Find the word "screenshot" in the records below. List each line containing it.
— Start GIVEN RECORDS —
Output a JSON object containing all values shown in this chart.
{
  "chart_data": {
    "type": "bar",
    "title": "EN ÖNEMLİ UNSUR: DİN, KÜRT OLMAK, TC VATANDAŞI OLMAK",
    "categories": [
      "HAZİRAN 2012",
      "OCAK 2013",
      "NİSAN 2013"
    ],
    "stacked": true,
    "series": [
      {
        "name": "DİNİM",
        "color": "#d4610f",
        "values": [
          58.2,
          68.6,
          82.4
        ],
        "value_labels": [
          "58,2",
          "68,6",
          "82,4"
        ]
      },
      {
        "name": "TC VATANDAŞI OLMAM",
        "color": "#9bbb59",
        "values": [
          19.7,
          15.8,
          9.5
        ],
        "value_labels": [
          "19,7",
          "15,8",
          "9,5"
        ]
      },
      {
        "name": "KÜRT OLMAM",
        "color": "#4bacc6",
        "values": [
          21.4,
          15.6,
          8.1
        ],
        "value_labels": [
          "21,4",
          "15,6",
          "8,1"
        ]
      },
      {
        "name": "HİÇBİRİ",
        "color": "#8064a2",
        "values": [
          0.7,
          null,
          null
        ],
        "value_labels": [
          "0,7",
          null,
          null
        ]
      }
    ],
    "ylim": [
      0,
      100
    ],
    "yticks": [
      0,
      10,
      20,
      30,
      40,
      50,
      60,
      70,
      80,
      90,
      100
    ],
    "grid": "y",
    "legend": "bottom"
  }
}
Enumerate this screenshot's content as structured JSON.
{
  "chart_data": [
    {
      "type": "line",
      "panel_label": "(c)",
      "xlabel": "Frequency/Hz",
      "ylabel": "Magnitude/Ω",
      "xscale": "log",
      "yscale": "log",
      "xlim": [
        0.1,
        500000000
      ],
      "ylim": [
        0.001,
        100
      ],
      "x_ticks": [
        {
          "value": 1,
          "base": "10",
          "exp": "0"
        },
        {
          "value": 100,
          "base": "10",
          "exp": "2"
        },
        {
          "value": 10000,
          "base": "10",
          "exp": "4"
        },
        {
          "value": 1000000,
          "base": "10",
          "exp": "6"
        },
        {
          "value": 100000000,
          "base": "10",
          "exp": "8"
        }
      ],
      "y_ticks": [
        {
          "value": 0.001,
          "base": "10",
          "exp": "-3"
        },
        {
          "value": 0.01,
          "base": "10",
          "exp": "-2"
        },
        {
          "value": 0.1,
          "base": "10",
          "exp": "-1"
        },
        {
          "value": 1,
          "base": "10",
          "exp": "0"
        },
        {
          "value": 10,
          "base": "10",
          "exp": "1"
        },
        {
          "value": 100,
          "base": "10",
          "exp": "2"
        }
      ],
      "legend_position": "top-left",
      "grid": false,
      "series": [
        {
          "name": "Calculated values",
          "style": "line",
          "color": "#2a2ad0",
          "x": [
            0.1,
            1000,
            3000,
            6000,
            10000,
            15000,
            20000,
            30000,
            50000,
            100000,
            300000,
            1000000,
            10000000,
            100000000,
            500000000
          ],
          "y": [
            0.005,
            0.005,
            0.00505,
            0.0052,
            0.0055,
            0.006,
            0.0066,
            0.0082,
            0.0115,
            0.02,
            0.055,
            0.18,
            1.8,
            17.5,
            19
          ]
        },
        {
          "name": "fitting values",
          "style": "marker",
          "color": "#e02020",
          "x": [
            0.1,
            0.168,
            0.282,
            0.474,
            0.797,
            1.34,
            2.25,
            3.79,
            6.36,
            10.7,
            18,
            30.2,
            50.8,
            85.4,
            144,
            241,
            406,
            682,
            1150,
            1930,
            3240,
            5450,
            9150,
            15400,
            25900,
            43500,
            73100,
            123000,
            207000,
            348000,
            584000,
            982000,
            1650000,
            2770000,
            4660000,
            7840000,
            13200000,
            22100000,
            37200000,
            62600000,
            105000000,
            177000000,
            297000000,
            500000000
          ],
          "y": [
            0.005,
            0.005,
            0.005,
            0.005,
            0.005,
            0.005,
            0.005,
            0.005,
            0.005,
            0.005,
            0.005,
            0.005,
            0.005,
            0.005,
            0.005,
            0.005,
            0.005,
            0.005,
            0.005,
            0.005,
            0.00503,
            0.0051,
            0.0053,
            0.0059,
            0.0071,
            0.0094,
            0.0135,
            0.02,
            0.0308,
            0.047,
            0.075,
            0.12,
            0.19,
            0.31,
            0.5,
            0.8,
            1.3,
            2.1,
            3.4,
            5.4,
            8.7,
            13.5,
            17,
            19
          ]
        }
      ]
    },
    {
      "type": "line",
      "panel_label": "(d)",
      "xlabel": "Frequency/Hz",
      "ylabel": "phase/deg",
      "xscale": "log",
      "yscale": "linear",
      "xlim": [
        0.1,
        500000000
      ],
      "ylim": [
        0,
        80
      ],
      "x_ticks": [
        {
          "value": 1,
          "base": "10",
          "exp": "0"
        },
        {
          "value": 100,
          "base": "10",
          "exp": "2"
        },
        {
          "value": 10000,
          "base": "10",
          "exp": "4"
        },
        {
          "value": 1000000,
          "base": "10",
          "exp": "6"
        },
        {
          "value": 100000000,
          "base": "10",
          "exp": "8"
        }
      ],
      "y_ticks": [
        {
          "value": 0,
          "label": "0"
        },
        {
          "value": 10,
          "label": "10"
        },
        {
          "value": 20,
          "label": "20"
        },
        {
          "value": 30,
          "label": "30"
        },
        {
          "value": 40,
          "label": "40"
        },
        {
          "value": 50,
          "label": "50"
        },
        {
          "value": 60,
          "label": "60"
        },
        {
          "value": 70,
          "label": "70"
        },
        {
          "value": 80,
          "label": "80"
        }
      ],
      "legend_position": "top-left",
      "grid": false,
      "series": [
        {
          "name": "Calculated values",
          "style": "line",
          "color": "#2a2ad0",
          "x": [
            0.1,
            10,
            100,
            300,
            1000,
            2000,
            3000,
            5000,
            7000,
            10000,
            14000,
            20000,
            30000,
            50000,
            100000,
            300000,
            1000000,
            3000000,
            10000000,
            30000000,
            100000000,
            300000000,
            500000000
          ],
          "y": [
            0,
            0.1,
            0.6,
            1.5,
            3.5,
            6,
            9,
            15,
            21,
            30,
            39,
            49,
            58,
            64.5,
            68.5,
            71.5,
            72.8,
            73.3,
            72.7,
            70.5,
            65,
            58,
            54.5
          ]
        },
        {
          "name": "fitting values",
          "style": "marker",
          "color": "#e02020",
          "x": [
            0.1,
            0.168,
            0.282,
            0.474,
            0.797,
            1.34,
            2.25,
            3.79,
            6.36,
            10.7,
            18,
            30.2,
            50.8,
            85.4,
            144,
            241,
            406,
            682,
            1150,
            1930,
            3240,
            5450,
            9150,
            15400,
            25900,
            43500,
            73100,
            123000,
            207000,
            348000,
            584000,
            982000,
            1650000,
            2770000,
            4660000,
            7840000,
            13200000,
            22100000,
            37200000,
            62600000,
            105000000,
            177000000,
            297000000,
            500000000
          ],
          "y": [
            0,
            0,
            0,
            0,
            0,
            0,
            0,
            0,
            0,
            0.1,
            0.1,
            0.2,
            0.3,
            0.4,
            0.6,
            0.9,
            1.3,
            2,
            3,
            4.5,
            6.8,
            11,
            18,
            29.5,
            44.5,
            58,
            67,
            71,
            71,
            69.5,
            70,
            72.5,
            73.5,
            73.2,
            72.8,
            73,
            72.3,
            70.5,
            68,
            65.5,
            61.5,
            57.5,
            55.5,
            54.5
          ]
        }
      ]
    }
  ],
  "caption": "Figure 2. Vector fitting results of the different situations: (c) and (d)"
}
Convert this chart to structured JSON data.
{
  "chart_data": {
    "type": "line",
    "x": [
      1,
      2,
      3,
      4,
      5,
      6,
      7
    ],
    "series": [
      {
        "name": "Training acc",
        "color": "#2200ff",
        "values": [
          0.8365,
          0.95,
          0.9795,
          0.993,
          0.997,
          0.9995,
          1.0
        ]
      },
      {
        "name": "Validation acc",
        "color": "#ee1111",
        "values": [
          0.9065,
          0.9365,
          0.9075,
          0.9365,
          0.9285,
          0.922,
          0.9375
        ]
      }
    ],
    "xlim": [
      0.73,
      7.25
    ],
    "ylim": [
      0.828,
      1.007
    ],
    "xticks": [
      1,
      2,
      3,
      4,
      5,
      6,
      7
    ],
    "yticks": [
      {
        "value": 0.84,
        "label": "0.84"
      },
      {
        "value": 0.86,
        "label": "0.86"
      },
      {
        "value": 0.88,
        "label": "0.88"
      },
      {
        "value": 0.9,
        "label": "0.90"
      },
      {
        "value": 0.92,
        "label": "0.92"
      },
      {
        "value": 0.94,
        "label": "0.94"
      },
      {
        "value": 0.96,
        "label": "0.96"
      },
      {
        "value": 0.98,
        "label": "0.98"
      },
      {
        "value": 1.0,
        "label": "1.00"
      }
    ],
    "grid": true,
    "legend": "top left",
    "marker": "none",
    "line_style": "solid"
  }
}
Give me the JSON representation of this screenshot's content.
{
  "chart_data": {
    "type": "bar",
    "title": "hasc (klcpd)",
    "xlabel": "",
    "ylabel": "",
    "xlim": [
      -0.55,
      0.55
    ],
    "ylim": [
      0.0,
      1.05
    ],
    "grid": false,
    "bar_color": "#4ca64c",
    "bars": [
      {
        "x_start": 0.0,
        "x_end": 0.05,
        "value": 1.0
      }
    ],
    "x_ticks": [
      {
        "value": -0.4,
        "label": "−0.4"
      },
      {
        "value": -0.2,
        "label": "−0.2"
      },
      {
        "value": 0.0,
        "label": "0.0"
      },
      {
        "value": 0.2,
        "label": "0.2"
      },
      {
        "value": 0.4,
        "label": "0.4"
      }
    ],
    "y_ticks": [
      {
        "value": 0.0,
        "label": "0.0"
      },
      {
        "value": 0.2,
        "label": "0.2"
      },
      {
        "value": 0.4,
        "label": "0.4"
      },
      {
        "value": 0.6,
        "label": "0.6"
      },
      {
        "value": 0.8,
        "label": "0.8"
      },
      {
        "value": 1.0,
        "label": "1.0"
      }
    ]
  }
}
— End GIVEN RECORDS —
▶ THE RESPONSE:
Enumerate this screenshot's content as structured JSON.
Give me the JSON representation of this screenshot's content.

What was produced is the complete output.